Short problem:
Can you repeat, character for character, the lines of the records below from the line containing "235, 539, 243]" through the line containing "220, 459, 228]", with both of those lines included?

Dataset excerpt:
◆ ◆ ◆
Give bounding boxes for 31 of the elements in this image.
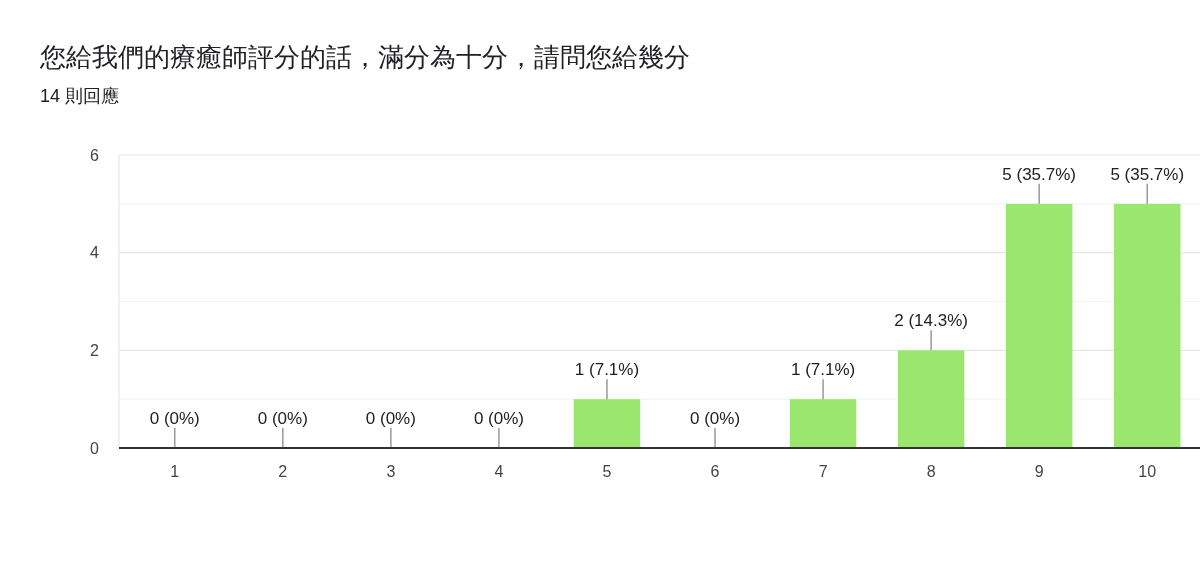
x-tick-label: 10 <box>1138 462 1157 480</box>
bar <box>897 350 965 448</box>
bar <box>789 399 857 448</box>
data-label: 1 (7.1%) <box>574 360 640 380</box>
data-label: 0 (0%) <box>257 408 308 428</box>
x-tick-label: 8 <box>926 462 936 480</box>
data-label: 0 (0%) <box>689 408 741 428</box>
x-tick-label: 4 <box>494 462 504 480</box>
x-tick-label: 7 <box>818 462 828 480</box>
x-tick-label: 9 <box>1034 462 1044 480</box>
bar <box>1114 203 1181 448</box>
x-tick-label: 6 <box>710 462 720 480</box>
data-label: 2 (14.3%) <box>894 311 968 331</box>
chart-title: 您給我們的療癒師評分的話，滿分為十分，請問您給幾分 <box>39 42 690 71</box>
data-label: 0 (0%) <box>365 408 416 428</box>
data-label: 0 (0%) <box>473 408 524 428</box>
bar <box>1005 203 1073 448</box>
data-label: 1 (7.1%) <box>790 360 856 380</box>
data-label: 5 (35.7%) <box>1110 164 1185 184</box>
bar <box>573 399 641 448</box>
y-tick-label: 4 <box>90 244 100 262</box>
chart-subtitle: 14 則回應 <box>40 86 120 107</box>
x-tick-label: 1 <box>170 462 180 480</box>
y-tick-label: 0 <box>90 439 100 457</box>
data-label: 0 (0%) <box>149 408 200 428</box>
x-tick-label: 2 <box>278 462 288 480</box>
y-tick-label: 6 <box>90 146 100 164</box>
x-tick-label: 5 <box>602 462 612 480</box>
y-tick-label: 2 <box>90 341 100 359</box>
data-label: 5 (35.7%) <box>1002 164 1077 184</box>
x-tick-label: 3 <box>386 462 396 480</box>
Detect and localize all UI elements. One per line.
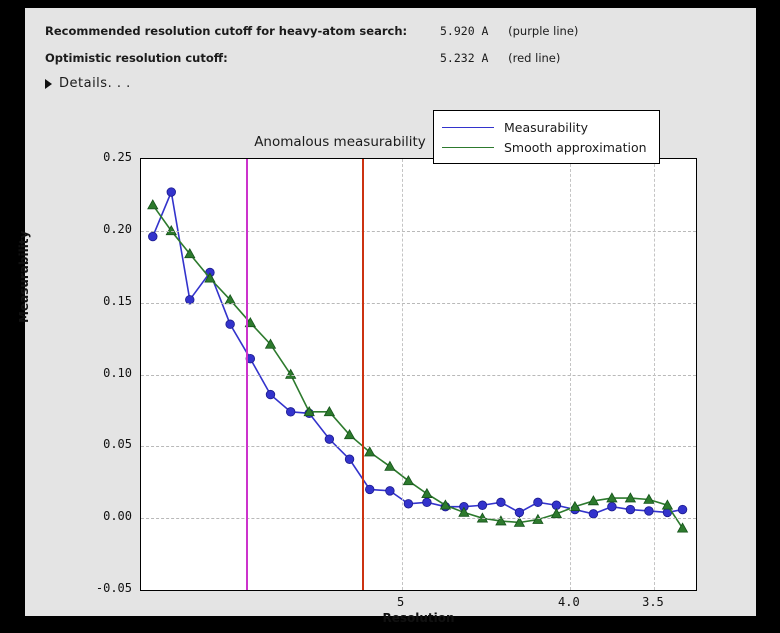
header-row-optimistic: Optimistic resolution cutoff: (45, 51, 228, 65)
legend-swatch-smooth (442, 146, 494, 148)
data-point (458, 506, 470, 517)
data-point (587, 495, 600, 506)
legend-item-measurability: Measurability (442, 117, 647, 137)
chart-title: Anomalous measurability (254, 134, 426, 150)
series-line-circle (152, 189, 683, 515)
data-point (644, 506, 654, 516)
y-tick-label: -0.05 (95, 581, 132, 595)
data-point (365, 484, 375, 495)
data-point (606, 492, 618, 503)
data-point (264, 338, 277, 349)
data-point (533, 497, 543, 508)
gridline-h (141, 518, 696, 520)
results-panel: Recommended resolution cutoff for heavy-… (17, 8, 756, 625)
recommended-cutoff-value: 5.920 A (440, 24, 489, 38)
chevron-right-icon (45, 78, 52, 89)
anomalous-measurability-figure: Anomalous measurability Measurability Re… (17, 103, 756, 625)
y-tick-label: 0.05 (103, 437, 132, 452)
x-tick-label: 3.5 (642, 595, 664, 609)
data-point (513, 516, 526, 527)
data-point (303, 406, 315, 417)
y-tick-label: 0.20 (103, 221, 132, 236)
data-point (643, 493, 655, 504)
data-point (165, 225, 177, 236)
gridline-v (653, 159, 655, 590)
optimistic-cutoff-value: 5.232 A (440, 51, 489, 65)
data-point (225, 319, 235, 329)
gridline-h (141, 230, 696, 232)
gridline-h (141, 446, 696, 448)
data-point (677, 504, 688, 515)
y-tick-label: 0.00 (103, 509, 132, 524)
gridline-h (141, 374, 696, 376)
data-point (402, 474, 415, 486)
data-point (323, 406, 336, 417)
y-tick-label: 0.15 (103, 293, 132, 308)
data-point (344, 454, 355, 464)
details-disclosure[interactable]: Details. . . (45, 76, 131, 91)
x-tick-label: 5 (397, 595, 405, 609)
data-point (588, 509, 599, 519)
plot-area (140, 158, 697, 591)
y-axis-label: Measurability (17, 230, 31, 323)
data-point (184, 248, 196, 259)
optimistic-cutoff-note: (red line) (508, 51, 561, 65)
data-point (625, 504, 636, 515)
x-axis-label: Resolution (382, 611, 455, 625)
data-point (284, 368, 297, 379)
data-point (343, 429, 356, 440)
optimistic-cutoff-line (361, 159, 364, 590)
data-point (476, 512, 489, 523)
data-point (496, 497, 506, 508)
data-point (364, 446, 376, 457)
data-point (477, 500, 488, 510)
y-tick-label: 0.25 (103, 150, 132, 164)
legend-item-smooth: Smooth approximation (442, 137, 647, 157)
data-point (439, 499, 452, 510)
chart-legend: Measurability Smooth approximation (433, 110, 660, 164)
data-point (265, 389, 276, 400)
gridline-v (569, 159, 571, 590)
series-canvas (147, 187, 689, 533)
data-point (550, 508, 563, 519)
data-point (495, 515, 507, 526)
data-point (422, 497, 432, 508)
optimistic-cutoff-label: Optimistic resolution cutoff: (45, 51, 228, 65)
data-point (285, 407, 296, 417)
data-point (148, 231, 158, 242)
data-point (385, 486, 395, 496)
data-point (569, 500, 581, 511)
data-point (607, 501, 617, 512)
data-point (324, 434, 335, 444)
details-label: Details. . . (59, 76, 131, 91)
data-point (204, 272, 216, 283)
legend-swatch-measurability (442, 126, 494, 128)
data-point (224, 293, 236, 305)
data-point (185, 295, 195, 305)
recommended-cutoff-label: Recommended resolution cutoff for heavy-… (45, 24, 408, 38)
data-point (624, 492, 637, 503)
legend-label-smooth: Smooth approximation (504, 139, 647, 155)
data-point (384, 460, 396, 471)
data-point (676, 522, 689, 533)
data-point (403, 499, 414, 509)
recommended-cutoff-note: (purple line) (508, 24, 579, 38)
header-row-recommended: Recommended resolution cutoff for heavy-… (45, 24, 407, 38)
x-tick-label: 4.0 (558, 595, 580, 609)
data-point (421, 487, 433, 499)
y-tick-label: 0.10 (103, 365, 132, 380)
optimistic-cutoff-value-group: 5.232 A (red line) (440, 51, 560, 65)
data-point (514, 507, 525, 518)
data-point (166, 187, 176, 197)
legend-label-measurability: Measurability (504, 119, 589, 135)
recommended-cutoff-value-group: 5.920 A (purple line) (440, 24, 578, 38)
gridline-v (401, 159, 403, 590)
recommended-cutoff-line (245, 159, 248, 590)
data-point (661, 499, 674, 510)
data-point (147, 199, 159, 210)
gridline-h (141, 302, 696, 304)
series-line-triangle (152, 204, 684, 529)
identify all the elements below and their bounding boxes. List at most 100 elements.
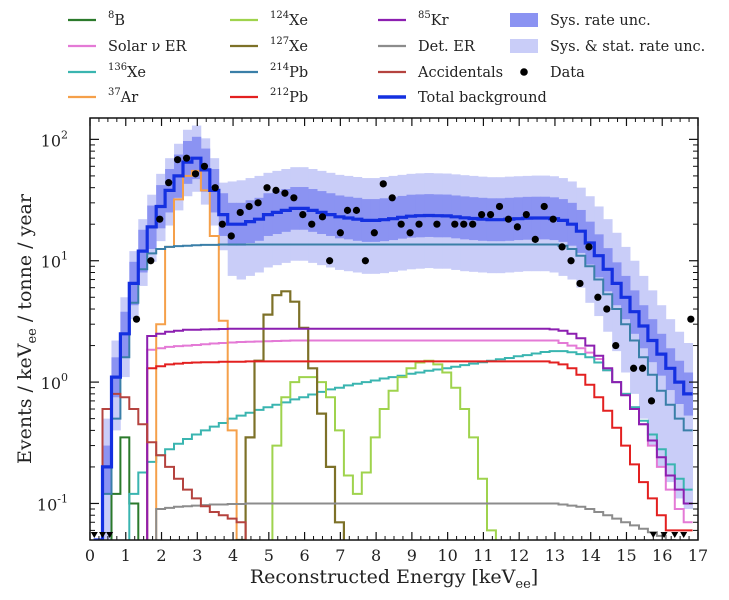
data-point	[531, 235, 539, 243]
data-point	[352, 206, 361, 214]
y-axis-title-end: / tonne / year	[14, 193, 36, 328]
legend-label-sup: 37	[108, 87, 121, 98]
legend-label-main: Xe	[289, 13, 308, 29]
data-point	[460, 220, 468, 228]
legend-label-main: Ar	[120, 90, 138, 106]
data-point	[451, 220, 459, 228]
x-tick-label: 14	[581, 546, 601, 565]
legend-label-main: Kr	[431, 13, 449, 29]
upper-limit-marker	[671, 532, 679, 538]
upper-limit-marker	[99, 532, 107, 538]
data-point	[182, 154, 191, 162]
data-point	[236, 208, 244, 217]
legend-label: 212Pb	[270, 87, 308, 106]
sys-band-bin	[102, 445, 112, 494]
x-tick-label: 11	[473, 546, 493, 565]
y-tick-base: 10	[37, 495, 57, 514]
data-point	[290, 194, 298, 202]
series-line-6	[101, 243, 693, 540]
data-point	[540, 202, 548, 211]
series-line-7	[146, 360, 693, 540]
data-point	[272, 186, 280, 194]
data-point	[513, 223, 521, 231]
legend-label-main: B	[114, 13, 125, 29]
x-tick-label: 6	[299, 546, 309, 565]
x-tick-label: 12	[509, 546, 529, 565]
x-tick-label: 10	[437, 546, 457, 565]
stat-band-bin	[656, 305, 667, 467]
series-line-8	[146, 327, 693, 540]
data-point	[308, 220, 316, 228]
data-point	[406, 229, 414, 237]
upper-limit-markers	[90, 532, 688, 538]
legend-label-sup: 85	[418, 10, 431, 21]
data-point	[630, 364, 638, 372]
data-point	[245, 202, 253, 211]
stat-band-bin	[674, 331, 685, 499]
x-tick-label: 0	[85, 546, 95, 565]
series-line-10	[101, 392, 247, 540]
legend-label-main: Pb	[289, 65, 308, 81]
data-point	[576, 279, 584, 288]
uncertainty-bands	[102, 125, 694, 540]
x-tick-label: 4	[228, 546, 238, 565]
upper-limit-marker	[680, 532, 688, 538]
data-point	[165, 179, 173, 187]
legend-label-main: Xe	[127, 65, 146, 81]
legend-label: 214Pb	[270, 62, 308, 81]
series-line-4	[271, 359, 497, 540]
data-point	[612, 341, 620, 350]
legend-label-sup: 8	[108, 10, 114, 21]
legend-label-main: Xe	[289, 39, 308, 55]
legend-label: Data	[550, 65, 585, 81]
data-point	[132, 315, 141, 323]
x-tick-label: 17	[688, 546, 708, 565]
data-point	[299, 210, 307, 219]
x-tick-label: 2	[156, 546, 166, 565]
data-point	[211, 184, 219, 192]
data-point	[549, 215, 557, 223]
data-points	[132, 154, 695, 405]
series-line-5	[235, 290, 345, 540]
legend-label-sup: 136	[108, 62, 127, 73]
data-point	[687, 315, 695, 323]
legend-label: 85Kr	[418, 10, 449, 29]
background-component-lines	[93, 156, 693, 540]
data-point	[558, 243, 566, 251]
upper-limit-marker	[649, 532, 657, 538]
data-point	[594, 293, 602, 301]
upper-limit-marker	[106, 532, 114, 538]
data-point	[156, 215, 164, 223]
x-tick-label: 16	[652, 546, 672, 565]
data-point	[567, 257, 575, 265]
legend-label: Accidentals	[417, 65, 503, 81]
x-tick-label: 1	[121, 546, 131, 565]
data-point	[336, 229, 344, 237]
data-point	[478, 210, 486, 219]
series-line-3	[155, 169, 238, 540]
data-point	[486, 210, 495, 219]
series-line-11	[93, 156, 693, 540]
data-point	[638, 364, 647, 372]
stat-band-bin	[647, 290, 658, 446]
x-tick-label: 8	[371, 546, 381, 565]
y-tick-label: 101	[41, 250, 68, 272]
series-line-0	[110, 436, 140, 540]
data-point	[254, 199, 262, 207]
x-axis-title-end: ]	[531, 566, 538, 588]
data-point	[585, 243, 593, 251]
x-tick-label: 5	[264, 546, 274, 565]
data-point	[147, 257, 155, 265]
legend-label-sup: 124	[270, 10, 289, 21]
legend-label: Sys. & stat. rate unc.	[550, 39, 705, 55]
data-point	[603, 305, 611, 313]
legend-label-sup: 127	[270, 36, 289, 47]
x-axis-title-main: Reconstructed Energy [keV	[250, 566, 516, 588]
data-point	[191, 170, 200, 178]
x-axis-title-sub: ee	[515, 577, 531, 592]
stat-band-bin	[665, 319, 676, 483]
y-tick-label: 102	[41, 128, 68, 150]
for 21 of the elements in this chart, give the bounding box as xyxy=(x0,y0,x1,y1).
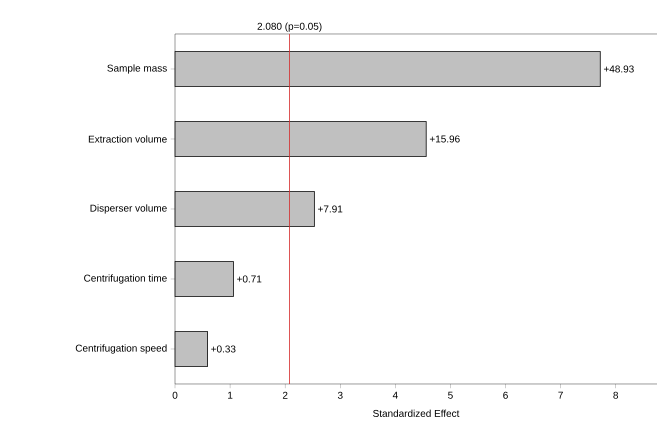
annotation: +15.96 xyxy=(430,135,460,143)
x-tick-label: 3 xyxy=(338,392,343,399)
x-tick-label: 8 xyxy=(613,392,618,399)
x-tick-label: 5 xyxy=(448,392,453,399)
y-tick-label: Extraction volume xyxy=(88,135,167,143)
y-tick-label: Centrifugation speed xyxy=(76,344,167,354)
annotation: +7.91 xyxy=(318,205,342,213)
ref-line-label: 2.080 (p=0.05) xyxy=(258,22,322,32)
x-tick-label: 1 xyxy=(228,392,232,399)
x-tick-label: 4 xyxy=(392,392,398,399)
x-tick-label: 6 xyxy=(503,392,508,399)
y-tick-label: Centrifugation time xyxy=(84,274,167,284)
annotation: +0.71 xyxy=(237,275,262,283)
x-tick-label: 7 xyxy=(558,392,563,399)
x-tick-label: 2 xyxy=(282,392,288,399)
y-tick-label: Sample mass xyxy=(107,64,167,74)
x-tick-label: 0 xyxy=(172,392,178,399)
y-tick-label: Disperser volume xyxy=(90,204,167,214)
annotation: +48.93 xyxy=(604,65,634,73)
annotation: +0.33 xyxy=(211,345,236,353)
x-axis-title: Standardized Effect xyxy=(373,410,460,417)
◆ ◆ ◆
Result:
data-point	[531, 235, 539, 243]
data-point	[352, 206, 361, 214]
y-axis-title-end: / tonne / year	[14, 193, 36, 328]
legend-label-sup: 37	[108, 87, 121, 98]
legend-label-main: Xe	[289, 13, 308, 29]
data-point	[460, 220, 468, 228]
legend-label-main: Ar	[120, 90, 138, 106]
data-point	[451, 220, 459, 228]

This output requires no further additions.